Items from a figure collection
★ ★ ★ ★ ★ ★ ★

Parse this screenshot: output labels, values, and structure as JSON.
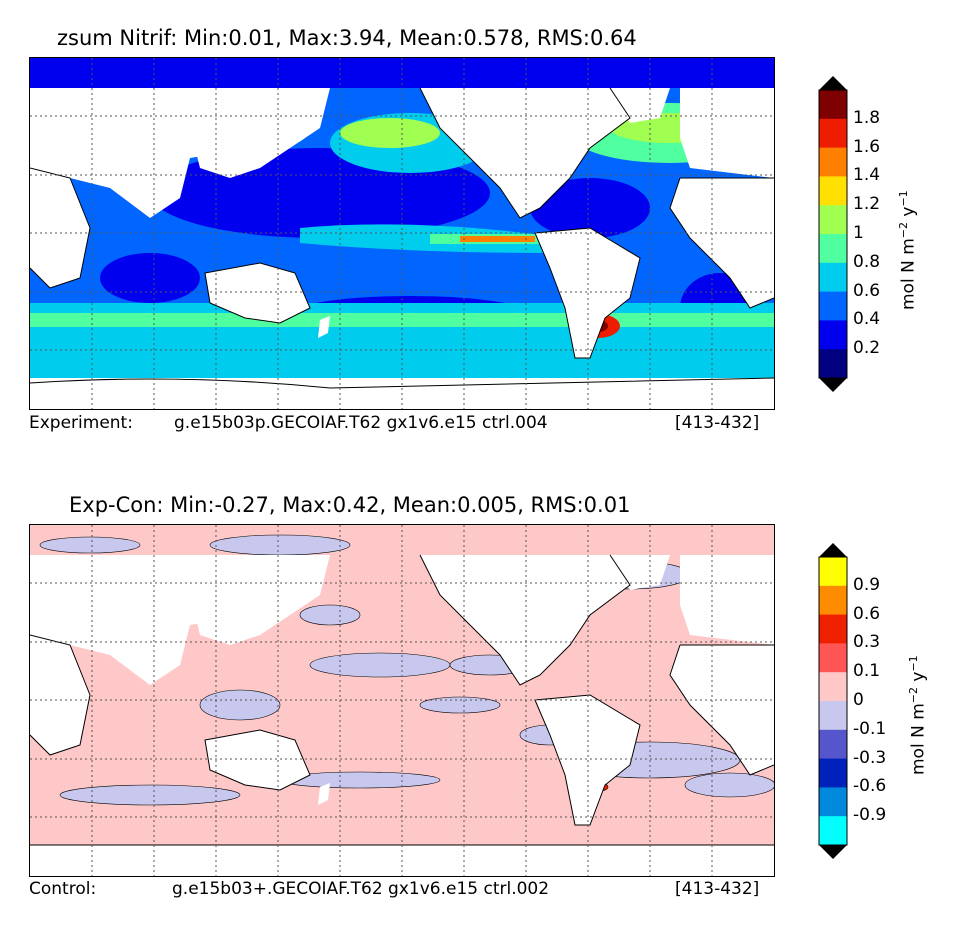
{
  "panels": [
    {
      "title": "zsum Nitrif: Min:0.01, Max:3.94, Mean:0.578, RMS:0.64",
      "footer_left": "Experiment:",
      "footer_mid": "g.e15b03p.GECOIAF.T62 gx1v6.e15 ctrl.004",
      "footer_right": "[413-432]",
      "colorbar": {
        "label": "mol N m⁻² y⁻¹",
        "ticks": [
          "1.8",
          "1.6",
          "1.4",
          "1.2",
          "1",
          "0.8",
          "0.6",
          "0.4",
          "0.2"
        ],
        "colors": [
          "#7f0000",
          "#ee1c00",
          "#ff7f00",
          "#ffe000",
          "#a0ff50",
          "#50ffa0",
          "#00ccee",
          "#0066ff",
          "#0000ee",
          "#000080"
        ],
        "over_color": "#000000",
        "under_color": "#000000"
      }
    },
    {
      "title": "Exp-Con: Min:-0.27, Max:0.42, Mean:0.005, RMS:0.01",
      "footer_left": "Control:",
      "footer_mid": "g.e15b03+.GECOIAF.T62 gx1v6.e15 ctrl.002",
      "footer_right": "[413-432]",
      "colorbar": {
        "label": "mol N m⁻² y⁻¹",
        "ticks": [
          "0.9",
          "0.6",
          "0.3",
          "0.1",
          "0",
          "-0.1",
          "-0.3",
          "-0.6",
          "-0.9"
        ],
        "colors": [
          "#ffff00",
          "#ff8c00",
          "#ee2000",
          "#ff5555",
          "#ffc8c8",
          "#c8c8ee",
          "#5555cc",
          "#0022bb",
          "#0088dd",
          "#00ffff"
        ],
        "over_color": "#000000",
        "under_color": "#000000"
      }
    }
  ]
}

★ ★ ★ ★ ★ ★ ★

[Written problem] Search the data for the string "GECOIAF". List each line that has it.

[Expected answer]
      "footer_mid": "g.e15b03p.GECOIAF.T62 gx1v6.e15 ctrl.004",
      "footer_mid": "g.e15b03+.GECOIAF.T62 gx1v6.e15 ctrl.002",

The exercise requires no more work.